> Task prompt:
Write out the whole listing word for word.

> Saved entries:
_ _ _ _ _ _ _

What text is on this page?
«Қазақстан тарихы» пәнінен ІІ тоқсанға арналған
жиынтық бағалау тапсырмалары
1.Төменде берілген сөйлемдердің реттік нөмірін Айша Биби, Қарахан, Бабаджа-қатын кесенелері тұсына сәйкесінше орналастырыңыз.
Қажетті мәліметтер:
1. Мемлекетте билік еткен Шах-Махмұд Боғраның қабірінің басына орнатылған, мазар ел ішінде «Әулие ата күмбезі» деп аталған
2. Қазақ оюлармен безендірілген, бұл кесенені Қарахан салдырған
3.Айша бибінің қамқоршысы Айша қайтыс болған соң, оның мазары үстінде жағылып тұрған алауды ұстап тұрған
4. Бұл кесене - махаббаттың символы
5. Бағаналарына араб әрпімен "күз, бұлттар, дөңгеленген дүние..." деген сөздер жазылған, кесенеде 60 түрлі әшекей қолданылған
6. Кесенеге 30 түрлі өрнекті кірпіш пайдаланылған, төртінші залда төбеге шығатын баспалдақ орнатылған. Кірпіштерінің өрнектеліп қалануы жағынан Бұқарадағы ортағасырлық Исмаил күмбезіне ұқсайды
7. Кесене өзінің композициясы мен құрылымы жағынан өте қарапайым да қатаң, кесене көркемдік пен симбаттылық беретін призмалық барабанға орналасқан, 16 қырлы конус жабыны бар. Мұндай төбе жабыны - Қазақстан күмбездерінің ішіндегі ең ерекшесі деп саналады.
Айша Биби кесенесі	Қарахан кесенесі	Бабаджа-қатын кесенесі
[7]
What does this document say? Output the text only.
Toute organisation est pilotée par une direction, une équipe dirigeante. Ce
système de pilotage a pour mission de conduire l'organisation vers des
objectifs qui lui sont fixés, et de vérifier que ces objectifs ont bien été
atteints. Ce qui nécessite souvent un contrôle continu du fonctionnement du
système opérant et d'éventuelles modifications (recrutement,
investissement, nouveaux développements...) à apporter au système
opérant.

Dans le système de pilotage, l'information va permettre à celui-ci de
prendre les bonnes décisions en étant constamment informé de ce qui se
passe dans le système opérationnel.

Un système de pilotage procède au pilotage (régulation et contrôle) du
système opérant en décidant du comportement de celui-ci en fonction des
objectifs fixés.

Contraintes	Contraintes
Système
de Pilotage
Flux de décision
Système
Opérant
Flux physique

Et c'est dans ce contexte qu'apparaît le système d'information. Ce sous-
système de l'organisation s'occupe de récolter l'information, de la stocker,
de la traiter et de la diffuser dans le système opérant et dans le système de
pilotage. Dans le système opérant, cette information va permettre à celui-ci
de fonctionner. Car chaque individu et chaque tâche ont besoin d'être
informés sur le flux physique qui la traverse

_ _ _ _ _ _ _

> Completed exercise:
What text is on this page?
«Қазақстан тарихы» пәнінен ІІ тоқсанға арналған
жиынтық бағалау тапсырмалары
1.Төменде берілген сөйлемдердің реттік нөмірін Айша Биби, Қарахан, Бабаджа-қатын кесенелері тұсына сәйкесінше орналастырыңыз.
Қажетті мәліметтер:
1. Мемлекетте билік еткен Шах-Махмұд Боғраның қабірінің басына орнатылған, мазар ел ішінде «Әулие ата күмбезі» деп аталған
2. Қазақ оюлармен безендірілген, бұл кесенені Қарахан салдырған
3.Айша бибінің қамқоршысы Айша қайтыс болған соң, оның мазары үстінде жағылып тұрған алауды ұстап тұрған
4. Бұл кесене - махаббаттың символы
5. Бағаналарына араб әрпімен "күз, бұлттар, дөңгеленген дүние..." деген сөздер жазылған, кесенеде 60 түрлі әшекей қолданылған
6. Кесенеге 30 түрлі өрнекті кірпіш пайдаланылған, төртінші залда төбеге шығатын баспалдақ орнатылған. Кірпіштерінің өрнектеліп қалануы жағынан Бұқарадағы ортағасырлық Исмаил күмбезіне ұқсайды
7. Кесене өзінің композициясы мен құрылымы жағынан өте қарапайым да қатаң, кесене көркемдік пен симбаттылық беретін призмалық барабанға орналасқан, 16 қырлы конус жабыны бар. Мұндай төбе жабыны - Қазақстан күмбездерінің ішіндегі ең ерекшесі деп саналады.
Айша Биби кесенесі	Қарахан кесенесі	Бабаджа-қатын кесенесі
[7]
What does this document say? Output the text only.
Toute organisation est pilotée par une direction, une équipe dirigeante. Ce
système de pilotage a pour mission de conduire l'organisation vers des
objectifs qui lui sont fixés, et de vérifier que ces objectifs ont bien été
atteints. Ce qui nécessite souvent un contrôle continu du fonctionnement du
système opérant et d'éventuelles modifications (recrutement,
investissement, nouveaux développements...) à apporter au système
opérant.

Dans le système de pilotage, l'information va permettre à celui-ci de
prendre les bonnes décisions en étant constamment informé de ce qui se
passe dans le système opérationnel.

Un système de pilotage procède au pilotage (régulation et contrôle) du
système opérant en décidant du comportement de celui-ci en fonction des
objectifs fixés.

Contraintes	Contraintes
Système
de Pilotage
Flux de décision
Système
Opérant
Flux physique

Et c'est dans ce contexte qu'apparaît le système d'information. Ce sous-
système de l'organisation s'occupe de récolter l'information, de la stocker,
de la traiter et de la diffuser dans le système opérant et dans le système de
pilotage. Dans le système opérant, cette information va permettre à celui-ci
de fonctionner. Car chaque individu et chaque tâche ont besoin d'être
informés sur le flux physique qui la traverse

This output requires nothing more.